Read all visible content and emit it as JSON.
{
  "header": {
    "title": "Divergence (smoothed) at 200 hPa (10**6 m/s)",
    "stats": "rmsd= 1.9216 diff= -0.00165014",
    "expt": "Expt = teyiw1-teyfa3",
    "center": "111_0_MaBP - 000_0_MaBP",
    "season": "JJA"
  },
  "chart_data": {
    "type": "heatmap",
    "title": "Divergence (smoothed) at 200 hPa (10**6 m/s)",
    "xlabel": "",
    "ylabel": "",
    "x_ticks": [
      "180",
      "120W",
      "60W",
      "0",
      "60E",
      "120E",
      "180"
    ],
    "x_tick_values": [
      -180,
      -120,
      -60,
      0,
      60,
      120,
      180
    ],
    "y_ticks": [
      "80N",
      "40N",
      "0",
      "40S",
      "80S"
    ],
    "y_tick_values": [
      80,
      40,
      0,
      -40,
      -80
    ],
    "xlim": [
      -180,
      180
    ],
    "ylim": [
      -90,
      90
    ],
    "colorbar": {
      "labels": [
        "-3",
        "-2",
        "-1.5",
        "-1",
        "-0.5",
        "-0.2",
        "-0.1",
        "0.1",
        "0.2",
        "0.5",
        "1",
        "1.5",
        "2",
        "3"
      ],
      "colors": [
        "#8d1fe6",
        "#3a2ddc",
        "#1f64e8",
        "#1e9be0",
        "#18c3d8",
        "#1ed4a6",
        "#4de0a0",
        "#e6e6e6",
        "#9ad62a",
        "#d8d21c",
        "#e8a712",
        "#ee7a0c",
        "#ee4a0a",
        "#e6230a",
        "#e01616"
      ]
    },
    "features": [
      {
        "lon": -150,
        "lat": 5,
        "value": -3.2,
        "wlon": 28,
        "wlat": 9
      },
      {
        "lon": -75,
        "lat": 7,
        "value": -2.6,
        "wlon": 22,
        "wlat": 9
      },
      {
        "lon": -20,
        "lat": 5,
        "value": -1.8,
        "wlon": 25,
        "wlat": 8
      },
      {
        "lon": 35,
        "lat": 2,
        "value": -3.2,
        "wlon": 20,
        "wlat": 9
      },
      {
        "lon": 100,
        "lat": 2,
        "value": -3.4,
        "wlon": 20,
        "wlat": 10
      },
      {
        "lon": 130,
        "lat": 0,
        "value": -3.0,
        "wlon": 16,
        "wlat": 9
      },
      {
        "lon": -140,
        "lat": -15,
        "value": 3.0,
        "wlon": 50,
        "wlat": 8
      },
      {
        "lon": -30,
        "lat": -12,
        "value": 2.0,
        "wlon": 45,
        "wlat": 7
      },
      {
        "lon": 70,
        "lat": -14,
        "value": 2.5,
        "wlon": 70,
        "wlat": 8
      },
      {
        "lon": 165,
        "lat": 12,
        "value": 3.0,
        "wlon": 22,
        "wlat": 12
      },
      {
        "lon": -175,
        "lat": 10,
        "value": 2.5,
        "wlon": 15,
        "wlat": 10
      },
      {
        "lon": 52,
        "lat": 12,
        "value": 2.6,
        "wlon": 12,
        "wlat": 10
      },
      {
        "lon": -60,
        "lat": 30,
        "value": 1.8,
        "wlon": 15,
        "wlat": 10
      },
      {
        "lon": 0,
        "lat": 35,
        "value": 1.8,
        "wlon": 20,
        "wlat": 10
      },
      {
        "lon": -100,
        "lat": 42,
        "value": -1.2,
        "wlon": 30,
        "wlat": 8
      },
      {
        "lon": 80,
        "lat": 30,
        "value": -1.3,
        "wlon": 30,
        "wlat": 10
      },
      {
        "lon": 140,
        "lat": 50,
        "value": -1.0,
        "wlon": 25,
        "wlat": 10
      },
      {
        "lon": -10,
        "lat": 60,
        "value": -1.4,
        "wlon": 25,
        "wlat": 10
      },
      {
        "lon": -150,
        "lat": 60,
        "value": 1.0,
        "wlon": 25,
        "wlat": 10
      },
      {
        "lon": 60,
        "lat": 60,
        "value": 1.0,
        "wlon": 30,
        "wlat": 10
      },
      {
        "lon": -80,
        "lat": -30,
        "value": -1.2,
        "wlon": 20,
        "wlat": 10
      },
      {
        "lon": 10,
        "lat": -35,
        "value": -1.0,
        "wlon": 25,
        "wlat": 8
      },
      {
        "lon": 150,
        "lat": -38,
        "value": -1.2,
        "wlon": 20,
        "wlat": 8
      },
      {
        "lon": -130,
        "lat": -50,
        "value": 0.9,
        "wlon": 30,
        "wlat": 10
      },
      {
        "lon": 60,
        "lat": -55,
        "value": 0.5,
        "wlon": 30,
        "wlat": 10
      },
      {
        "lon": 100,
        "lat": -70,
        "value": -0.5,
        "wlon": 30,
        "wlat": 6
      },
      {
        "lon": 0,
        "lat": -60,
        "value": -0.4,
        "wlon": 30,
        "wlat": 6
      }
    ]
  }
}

..............................

### Work required
Output each record precisely as given.

### The result
Read all visible content and emit it as JSON.
{
  "header": {
    "title": "Divergence (smoothed) at 200 hPa (10**6 m/s)",
    "stats": "rmsd= 1.9216 diff= -0.00165014",
    "expt": "Expt = teyiw1-teyfa3",
    "center": "111_0_MaBP - 000_0_MaBP",
    "season": "JJA"
  },
  "chart_data": {
    "type": "heatmap",
    "title": "Divergence (smoothed) at 200 hPa (10**6 m/s)",
    "xlabel": "",
    "ylabel": "",
    "x_ticks": [
      "180",
      "120W",
      "60W",
      "0",
      "60E",
      "120E",
      "180"
    ],
    "x_tick_values": [
      -180,
      -120,
      -60,
      0,
      60,
      120,
      180
    ],
    "y_ticks": [
      "80N",
      "40N",
      "0",
      "40S",
      "80S"
    ],
    "y_tick_values": [
      80,
      40,
      0,
      -40,
      -80
    ],
    "xlim": [
      -180,
      180
    ],
    "ylim": [
      -90,
      90
    ],
    "colorbar": {
      "labels": [
        "-3",
        "-2",
        "-1.5",
        "-1",
        "-0.5",
        "-0.2",
        "-0.1",
        "0.1",
        "0.2",
        "0.5",
        "1",
        "1.5",
        "2",
        "3"
      ],
      "colors": [
        "#8d1fe6",
        "#3a2ddc",
        "#1f64e8",
        "#1e9be0",
        "#18c3d8",
        "#1ed4a6",
        "#4de0a0",
        "#e6e6e6",
        "#9ad62a",
        "#d8d21c",
        "#e8a712",
        "#ee7a0c",
        "#ee4a0a",
        "#e6230a",
        "#e01616"
      ]
    },
    "features": [
      {
        "lon": -150,
        "lat": 5,
        "value": -3.2,
        "wlon": 28,
        "wlat": 9
      },
      {
        "lon": -75,
        "lat": 7,
        "value": -2.6,
        "wlon": 22,
        "wlat": 9
      },
      {
        "lon": -20,
        "lat": 5,
        "value": -1.8,
        "wlon": 25,
        "wlat": 8
      },
      {
        "lon": 35,
        "lat": 2,
        "value": -3.2,
        "wlon": 20,
        "wlat": 9
      },
      {
        "lon": 100,
        "lat": 2,
        "value": -3.4,
        "wlon": 20,
        "wlat": 10
      },
      {
        "lon": 130,
        "lat": 0,
        "value": -3.0,
        "wlon": 16,
        "wlat": 9
      },
      {
        "lon": -140,
        "lat": -15,
        "value": 3.0,
        "wlon": 50,
        "wlat": 8
      },
      {
        "lon": -30,
        "lat": -12,
        "value": 2.0,
        "wlon": 45,
        "wlat": 7
      },
      {
        "lon": 70,
        "lat": -14,
        "value": 2.5,
        "wlon": 70,
        "wlat": 8
      },
      {
        "lon": 165,
        "lat": 12,
        "value": 3.0,
        "wlon": 22,
        "wlat": 12
      },
      {
        "lon": -175,
        "lat": 10,
        "value": 2.5,
        "wlon": 15,
        "wlat": 10
      },
      {
        "lon": 52,
        "lat": 12,
        "value": 2.6,
        "wlon": 12,
        "wlat": 10
      },
      {
        "lon": -60,
        "lat": 30,
        "value": 1.8,
        "wlon": 15,
        "wlat": 10
      },
      {
        "lon": 0,
        "lat": 35,
        "value": 1.8,
        "wlon": 20,
        "wlat": 10
      },
      {
        "lon": -100,
        "lat": 42,
        "value": -1.2,
        "wlon": 30,
        "wlat": 8
      },
      {
        "lon": 80,
        "lat": 30,
        "value": -1.3,
        "wlon": 30,
        "wlat": 10
      },
      {
        "lon": 140,
        "lat": 50,
        "value": -1.0,
        "wlon": 25,
        "wlat": 10
      },
      {
        "lon": -10,
        "lat": 60,
        "value": -1.4,
        "wlon": 25,
        "wlat": 10
      },
      {
        "lon": -150,
        "lat": 60,
        "value": 1.0,
        "wlon": 25,
        "wlat": 10
      },
      {
        "lon": 60,
        "lat": 60,
        "value": 1.0,
        "wlon": 30,
        "wlat": 10
      },
      {
        "lon": -80,
        "lat": -30,
        "value": -1.2,
        "wlon": 20,
        "wlat": 10
      },
      {
        "lon": 10,
        "lat": -35,
        "value": -1.0,
        "wlon": 25,
        "wlat": 8
      },
      {
        "lon": 150,
        "lat": -38,
        "value": -1.2,
        "wlon": 20,
        "wlat": 8
      },
      {
        "lon": -130,
        "lat": -50,
        "value": 0.9,
        "wlon": 30,
        "wlat": 10
      },
      {
        "lon": 60,
        "lat": -55,
        "value": 0.5,
        "wlon": 30,
        "wlat": 10
      },
      {
        "lon": 100,
        "lat": -70,
        "value": -0.5,
        "wlon": 30,
        "wlat": 6
      },
      {
        "lon": 0,
        "lat": -60,
        "value": -0.4,
        "wlon": 30,
        "wlat": 6
      }
    ]
  }
}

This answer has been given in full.